Exercise goal — Give only the number of lines in these records that contain the word "Decode".

Figure data in JSON:
* * *

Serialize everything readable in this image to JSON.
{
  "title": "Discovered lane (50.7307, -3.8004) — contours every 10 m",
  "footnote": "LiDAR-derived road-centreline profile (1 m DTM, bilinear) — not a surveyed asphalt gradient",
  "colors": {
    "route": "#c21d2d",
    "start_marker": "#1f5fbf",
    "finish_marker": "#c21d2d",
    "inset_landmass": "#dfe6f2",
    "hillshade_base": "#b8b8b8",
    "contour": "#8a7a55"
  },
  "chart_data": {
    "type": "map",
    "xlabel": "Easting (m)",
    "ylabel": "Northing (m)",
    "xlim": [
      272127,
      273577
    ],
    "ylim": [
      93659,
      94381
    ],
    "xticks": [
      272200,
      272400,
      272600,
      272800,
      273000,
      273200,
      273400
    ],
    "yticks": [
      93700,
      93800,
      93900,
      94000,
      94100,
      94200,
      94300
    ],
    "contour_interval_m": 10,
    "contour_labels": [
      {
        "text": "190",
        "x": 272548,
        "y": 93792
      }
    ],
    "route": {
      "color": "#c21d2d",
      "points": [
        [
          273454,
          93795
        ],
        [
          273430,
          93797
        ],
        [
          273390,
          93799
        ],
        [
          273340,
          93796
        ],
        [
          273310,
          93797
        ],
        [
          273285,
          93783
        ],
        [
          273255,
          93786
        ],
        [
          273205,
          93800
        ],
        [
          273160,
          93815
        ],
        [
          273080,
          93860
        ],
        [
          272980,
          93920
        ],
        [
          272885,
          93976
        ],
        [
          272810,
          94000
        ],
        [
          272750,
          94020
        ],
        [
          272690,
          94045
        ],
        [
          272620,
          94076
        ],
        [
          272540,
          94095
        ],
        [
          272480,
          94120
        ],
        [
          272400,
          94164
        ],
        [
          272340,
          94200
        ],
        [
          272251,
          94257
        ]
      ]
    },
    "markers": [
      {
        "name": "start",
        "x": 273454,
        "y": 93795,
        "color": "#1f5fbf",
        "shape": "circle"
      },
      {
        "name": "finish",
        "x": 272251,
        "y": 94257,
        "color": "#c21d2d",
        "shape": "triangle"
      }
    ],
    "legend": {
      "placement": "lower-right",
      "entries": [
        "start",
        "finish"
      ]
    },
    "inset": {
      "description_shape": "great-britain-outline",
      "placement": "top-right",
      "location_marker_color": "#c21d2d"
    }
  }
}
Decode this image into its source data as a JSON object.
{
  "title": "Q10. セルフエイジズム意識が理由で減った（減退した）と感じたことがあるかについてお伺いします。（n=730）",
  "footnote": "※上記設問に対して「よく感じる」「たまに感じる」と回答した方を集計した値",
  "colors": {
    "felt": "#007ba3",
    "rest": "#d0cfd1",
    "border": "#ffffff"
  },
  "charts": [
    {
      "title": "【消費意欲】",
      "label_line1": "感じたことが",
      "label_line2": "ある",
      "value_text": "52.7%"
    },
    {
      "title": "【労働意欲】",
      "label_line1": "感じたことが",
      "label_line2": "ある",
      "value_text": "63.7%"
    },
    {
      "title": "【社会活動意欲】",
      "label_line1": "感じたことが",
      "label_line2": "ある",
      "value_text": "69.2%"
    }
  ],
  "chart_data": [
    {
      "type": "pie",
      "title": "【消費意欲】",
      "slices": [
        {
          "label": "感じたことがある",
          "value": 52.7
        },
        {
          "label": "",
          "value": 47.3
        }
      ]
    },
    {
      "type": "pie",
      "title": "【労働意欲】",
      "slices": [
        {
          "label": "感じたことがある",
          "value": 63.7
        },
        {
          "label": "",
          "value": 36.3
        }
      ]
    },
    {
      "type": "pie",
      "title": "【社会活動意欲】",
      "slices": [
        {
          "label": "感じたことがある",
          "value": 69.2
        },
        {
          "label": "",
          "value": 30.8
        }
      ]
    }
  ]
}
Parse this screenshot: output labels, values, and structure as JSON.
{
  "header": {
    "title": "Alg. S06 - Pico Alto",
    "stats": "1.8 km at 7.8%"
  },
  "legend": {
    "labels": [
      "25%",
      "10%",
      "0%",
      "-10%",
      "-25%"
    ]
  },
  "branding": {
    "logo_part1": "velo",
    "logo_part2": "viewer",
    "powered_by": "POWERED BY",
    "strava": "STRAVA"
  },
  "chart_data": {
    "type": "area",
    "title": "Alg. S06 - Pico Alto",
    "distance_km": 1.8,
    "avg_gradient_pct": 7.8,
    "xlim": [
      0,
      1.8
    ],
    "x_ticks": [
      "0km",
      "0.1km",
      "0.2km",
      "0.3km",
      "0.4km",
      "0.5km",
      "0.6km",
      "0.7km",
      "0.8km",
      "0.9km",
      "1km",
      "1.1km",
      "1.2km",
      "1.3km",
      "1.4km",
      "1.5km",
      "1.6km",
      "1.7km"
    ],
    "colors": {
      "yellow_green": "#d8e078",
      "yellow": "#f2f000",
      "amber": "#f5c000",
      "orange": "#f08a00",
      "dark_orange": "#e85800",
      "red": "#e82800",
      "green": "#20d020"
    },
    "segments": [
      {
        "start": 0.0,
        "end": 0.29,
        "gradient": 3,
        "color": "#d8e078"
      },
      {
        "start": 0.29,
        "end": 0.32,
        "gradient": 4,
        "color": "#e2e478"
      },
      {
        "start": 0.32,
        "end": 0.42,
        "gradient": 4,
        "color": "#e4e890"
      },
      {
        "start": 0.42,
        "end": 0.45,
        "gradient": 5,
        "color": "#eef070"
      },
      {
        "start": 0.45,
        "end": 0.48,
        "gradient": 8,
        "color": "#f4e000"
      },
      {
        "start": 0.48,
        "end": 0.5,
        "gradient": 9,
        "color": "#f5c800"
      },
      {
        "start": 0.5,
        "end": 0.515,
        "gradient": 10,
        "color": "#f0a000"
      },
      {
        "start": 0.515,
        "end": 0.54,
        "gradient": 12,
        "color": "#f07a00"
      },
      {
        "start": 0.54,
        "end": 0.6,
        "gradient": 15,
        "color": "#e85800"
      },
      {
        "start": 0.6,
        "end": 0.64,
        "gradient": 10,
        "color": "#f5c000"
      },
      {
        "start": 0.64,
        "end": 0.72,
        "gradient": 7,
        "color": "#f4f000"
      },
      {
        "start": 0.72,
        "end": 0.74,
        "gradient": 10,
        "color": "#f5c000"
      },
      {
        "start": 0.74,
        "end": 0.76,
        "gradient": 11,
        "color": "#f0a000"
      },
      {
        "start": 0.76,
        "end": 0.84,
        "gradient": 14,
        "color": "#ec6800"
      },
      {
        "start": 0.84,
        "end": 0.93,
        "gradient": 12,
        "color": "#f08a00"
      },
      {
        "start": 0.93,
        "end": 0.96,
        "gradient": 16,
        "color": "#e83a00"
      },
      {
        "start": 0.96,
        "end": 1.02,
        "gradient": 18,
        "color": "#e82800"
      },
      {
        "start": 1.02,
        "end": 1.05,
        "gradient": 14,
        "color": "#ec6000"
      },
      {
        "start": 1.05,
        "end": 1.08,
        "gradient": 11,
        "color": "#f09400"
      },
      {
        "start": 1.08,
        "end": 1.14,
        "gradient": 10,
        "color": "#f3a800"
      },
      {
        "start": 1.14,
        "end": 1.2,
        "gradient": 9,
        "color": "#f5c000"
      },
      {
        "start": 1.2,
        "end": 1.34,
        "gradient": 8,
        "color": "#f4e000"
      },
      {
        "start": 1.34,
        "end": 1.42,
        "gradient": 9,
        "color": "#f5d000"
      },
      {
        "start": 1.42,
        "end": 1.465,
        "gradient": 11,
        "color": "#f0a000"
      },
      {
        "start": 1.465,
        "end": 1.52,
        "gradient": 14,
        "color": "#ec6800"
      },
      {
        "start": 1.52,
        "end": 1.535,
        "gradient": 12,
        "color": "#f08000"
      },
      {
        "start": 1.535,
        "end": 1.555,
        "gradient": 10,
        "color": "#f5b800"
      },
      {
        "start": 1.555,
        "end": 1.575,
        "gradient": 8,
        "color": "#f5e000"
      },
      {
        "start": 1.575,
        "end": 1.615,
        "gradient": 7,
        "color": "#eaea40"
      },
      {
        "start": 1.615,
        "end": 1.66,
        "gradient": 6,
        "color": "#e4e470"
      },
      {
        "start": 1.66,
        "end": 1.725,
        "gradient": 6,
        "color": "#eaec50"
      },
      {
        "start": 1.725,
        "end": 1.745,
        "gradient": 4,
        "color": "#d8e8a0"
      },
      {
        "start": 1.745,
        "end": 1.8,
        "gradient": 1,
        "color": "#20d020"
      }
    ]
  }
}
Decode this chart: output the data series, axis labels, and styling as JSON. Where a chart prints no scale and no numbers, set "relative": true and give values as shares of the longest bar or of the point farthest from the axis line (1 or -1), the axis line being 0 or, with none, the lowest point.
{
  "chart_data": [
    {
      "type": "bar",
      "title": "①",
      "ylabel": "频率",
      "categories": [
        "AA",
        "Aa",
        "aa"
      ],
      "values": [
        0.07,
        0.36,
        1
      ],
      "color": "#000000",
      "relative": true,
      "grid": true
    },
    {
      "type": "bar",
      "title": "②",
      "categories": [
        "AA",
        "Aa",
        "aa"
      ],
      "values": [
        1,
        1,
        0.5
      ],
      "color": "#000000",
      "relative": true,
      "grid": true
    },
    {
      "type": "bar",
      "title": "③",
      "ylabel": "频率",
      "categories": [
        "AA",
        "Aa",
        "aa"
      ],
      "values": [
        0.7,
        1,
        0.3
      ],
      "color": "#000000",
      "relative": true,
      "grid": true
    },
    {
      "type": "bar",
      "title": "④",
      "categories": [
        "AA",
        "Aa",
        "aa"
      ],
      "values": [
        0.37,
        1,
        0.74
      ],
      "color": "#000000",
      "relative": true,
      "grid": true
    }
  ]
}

* * *

Expected answer — 2